--- Start ---
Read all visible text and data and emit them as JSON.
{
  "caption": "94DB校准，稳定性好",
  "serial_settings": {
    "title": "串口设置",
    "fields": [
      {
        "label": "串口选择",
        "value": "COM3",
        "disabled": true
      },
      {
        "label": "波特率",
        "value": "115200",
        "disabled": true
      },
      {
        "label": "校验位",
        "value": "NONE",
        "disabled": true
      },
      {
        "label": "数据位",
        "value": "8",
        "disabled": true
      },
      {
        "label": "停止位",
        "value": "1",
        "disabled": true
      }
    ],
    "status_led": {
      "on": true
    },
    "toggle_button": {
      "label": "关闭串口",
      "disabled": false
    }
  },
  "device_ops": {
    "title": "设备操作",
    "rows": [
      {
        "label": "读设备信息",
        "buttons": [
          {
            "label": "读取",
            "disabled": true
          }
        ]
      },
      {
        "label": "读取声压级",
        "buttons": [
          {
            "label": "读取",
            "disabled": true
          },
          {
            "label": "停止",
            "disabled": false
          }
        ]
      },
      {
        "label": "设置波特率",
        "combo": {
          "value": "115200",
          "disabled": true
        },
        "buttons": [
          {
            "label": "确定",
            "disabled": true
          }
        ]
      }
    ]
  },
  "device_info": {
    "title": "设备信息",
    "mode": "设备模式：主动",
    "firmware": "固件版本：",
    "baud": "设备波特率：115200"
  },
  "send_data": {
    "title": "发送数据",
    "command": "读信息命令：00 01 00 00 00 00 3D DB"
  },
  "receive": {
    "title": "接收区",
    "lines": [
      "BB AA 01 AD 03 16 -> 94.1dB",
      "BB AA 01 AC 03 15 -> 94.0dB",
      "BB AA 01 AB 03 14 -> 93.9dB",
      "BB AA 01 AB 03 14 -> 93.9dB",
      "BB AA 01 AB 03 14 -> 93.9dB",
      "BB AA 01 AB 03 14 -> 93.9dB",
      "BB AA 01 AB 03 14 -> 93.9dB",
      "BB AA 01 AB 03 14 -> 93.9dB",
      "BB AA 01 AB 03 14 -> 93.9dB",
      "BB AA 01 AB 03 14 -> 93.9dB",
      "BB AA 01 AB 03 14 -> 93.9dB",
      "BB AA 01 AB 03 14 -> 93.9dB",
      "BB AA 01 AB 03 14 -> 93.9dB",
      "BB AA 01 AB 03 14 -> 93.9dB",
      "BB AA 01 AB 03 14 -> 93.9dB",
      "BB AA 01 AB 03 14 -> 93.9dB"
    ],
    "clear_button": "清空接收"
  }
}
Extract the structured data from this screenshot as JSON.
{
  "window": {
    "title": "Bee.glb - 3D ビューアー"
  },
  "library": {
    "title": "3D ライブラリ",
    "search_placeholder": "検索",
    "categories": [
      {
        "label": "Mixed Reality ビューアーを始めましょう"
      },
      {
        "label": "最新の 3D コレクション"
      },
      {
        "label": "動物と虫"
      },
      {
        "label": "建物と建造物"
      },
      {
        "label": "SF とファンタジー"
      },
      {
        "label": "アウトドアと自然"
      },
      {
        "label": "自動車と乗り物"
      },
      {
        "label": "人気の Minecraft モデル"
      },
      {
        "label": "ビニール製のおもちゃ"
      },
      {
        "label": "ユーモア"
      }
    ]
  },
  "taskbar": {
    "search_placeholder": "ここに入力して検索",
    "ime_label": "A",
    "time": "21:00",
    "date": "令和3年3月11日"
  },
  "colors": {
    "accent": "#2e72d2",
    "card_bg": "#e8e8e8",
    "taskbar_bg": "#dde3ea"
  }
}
--- End ---
# [Stated exercise]
Give back the whole listing exactly as it reads.

# [Exercise answer]
Read all visible text and data and emit them as JSON.
{
  "caption": "94DB校准，稳定性好",
  "serial_settings": {
    "title": "串口设置",
    "fields": [
      {
        "label": "串口选择",
        "value": "COM3",
        "disabled": true
      },
      {
        "label": "波特率",
        "value": "115200",
        "disabled": true
      },
      {
        "label": "校验位",
        "value": "NONE",
        "disabled": true
      },
      {
        "label": "数据位",
        "value": "8",
        "disabled": true
      },
      {
        "label": "停止位",
        "value": "1",
        "disabled": true
      }
    ],
    "status_led": {
      "on": true
    },
    "toggle_button": {
      "label": "关闭串口",
      "disabled": false
    }
  },
  "device_ops": {
    "title": "设备操作",
    "rows": [
      {
        "label": "读设备信息",
        "buttons": [
          {
            "label": "读取",
            "disabled": true
          }
        ]
      },
      {
        "label": "读取声压级",
        "buttons": [
          {
            "label": "读取",
            "disabled": true
          },
          {
            "label": "停止",
            "disabled": false
          }
        ]
      },
      {
        "label": "设置波特率",
        "combo": {
          "value": "115200",
          "disabled": true
        },
        "buttons": [
          {
            "label": "确定",
            "disabled": true
          }
        ]
      }
    ]
  },
  "device_info": {
    "title": "设备信息",
    "mode": "设备模式：主动",
    "firmware": "固件版本：",
    "baud": "设备波特率：115200"
  },
  "send_data": {
    "title": "发送数据",
    "command": "读信息命令：00 01 00 00 00 00 3D DB"
  },
  "receive": {
    "title": "接收区",
    "lines": [
      "BB AA 01 AD 03 16 -> 94.1dB",
      "BB AA 01 AC 03 15 -> 94.0dB",
      "BB AA 01 AB 03 14 -> 93.9dB",
      "BB AA 01 AB 03 14 -> 93.9dB",
      "BB AA 01 AB 03 14 -> 93.9dB",
      "BB AA 01 AB 03 14 -> 93.9dB",
      "BB AA 01 AB 03 14 -> 93.9dB",
      "BB AA 01 AB 03 14 -> 93.9dB",
      "BB AA 01 AB 03 14 -> 93.9dB",
      "BB AA 01 AB 03 14 -> 93.9dB",
      "BB AA 01 AB 03 14 -> 93.9dB",
      "BB AA 01 AB 03 14 -> 93.9dB",
      "BB AA 01 AB 03 14 -> 93.9dB",
      "BB AA 01 AB 03 14 -> 93.9dB",
      "BB AA 01 AB 03 14 -> 93.9dB",
      "BB AA 01 AB 03 14 -> 93.9dB"
    ],
    "clear_button": "清空接收"
  }
}
Extract the structured data from this screenshot as JSON.
{
  "window": {
    "title": "Bee.glb - 3D ビューアー"
  },
  "library": {
    "title": "3D ライブラリ",
    "search_placeholder": "検索",
    "categories": [
      {
        "label": "Mixed Reality ビューアーを始めましょう"
      },
      {
        "label": "最新の 3D コレクション"
      },
      {
        "label": "動物と虫"
      },
      {
        "label": "建物と建造物"
      },
      {
        "label": "SF とファンタジー"
      },
      {
        "label": "アウトドアと自然"
      },
      {
        "label": "自動車と乗り物"
      },
      {
        "label": "人気の Minecraft モデル"
      },
      {
        "label": "ビニール製のおもちゃ"
      },
      {
        "label": "ユーモア"
      }
    ]
  },
  "taskbar": {
    "search_placeholder": "ここに入力して検索",
    "ime_label": "A",
    "time": "21:00",
    "date": "令和3年3月11日"
  },
  "colors": {
    "accent": "#2e72d2",
    "card_bg": "#e8e8e8",
    "taskbar_bg": "#dde3ea"
  }
}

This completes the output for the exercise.